(Image element box records)
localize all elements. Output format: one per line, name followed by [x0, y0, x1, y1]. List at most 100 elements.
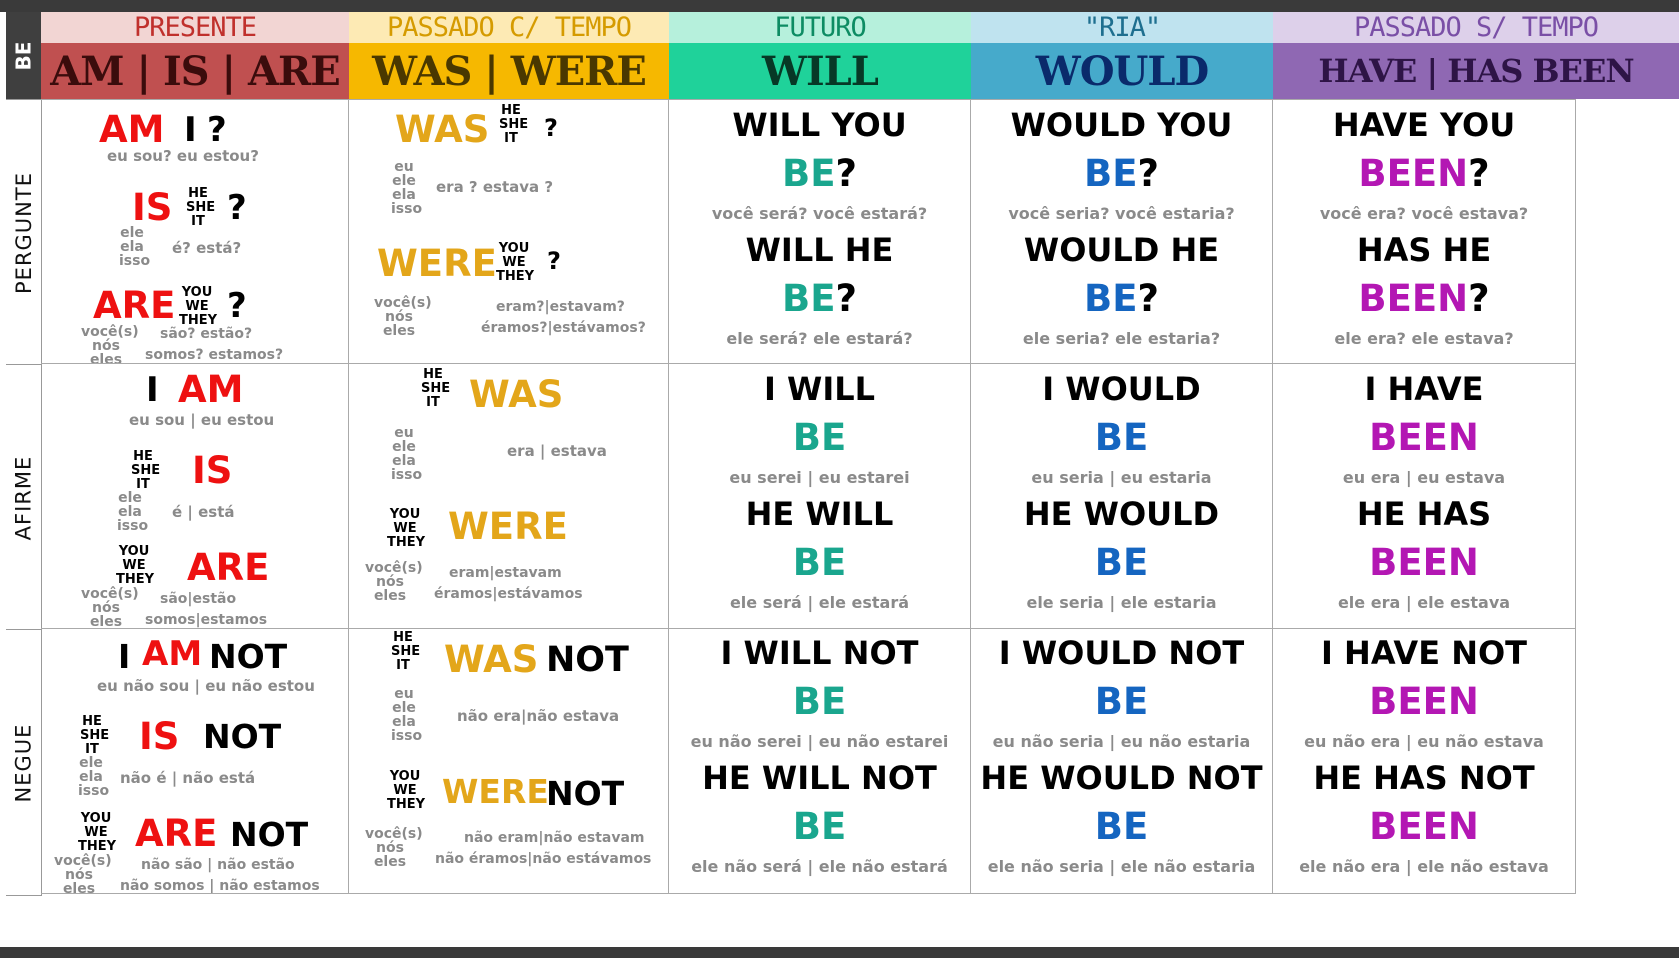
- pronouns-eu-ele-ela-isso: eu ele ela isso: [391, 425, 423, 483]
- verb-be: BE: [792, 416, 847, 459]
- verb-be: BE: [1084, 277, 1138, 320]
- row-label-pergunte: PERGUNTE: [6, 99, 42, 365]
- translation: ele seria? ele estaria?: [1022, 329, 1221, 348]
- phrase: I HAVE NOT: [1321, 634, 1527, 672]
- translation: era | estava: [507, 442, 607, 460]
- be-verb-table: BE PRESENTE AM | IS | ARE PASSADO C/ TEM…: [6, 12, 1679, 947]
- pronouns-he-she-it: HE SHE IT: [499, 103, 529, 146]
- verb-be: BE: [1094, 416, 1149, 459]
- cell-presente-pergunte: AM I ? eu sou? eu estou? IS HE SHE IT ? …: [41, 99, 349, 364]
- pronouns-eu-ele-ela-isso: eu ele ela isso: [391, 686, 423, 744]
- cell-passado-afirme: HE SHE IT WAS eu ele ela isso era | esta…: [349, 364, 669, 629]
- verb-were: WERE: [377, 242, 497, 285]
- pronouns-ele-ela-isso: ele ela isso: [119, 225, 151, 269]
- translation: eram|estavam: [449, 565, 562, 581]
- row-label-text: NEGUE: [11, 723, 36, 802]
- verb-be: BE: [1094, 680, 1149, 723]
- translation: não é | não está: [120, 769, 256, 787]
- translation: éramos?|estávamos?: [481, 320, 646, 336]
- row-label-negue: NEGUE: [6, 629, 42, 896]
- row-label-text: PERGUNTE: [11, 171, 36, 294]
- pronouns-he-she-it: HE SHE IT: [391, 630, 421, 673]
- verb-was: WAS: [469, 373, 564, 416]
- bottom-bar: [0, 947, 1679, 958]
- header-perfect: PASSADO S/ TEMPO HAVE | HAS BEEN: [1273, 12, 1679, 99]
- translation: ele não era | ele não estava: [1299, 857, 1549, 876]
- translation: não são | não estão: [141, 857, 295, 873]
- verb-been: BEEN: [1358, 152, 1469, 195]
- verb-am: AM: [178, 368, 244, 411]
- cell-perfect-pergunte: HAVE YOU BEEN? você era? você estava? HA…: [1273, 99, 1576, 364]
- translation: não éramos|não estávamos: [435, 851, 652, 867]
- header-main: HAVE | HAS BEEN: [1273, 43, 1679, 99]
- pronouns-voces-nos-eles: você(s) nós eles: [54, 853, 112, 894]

• **Description of the task**: Retype the part of the records that opens with the line containing "425, 423, 483]" and closes with the line containing "- pronouns-he-she-it: HE SHE IT: [499, 103, 529, 146]", keeping every character as it is.

• **Full solution**:
- pronouns-eu-ele-ela-isso: eu ele ela isso: [391, 425, 423, 483]
- verb-be: BE: [792, 416, 847, 459]
- verb-be: BE: [1084, 277, 1138, 320]
- row-label-pergunte: PERGUNTE: [6, 99, 42, 365]
- translation: ele seria? ele estaria?: [1022, 329, 1221, 348]
- phrase: I HAVE NOT: [1321, 634, 1527, 672]
- translation: era | estava: [507, 442, 607, 460]
- be-verb-table: BE PRESENTE AM | IS | ARE PASSADO C/ TEM…: [6, 12, 1679, 947]
- pronouns-he-she-it: HE SHE IT: [499, 103, 529, 146]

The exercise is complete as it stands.